Dataset entries on figures:
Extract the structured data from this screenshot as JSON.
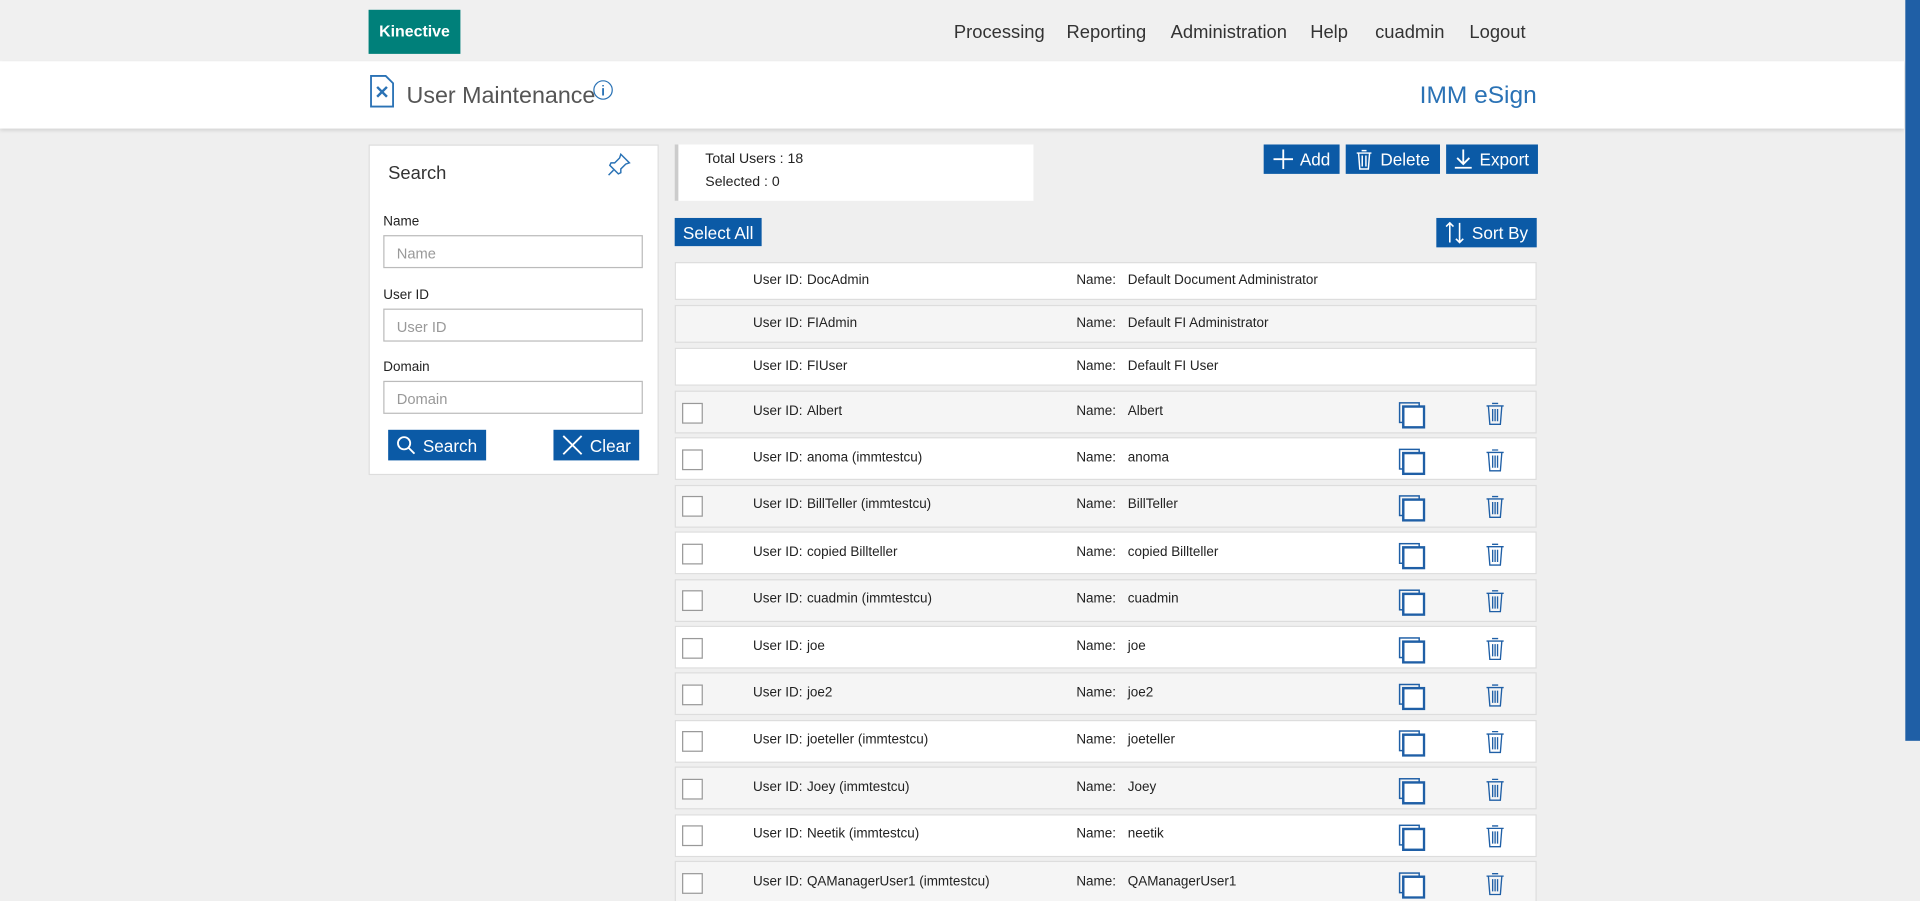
{
  "nav": {
    "brand": "Kinective",
    "items": [
      "Processing",
      "Reporting",
      "Administration",
      "Help",
      "cuadmin",
      "Logout"
    ]
  },
  "header": {
    "title": "User Maintenance",
    "product": "IMM eSign"
  },
  "search": {
    "title": "Search",
    "fields": [
      {
        "label": "Name",
        "placeholder": "Name"
      },
      {
        "label": "User ID",
        "placeholder": "User ID"
      },
      {
        "label": "Domain",
        "placeholder": "Domain"
      }
    ],
    "search_button": "Search",
    "clear_button": "Clear"
  },
  "summary": {
    "total_label": "Total Users :",
    "total": 18,
    "selected_label": "Selected :",
    "selected": 0
  },
  "toolbar": {
    "add": "Add",
    "delete": "Delete",
    "export": "Export",
    "select_all": "Select All",
    "sort_by": "Sort By"
  },
  "row_labels": {
    "user_id": "User ID:",
    "name": "Name:"
  },
  "default_users": [
    {
      "user_id": "DocAdmin",
      "name": "Default Document Administrator"
    },
    {
      "user_id": "FIAdmin",
      "name": "Default FI Administrator"
    },
    {
      "user_id": "FIUser",
      "name": "Default FI User"
    }
  ],
  "users": [
    {
      "user_id": "Albert",
      "name": "Albert"
    },
    {
      "user_id": "anoma (immtestcu)",
      "name": "anoma"
    },
    {
      "user_id": "BillTeller (immtestcu)",
      "name": "BillTeller"
    },
    {
      "user_id": "copied Billteller",
      "name": "copied Billteller"
    },
    {
      "user_id": "cuadmin (immtestcu)",
      "name": "cuadmin"
    },
    {
      "user_id": "joe",
      "name": "joe"
    },
    {
      "user_id": "joe2",
      "name": "joe2"
    },
    {
      "user_id": "joeteller (immtestcu)",
      "name": "joeteller"
    },
    {
      "user_id": "Joey (immtestcu)",
      "name": "Joey"
    },
    {
      "user_id": "Neetik (immtestcu)",
      "name": "neetik"
    },
    {
      "user_id": "QAManagerUser1 (immtestcu)",
      "name": "QAManagerUser1"
    }
  ]
}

## EXERCISE DESCRIPTION
Identify and extract each line of the listing that contains "cuadmin".

## TASK RESULT
      "cuadmin",
      "user_id": "cuadmin (immtestcu)",
      "name": "cuadmin"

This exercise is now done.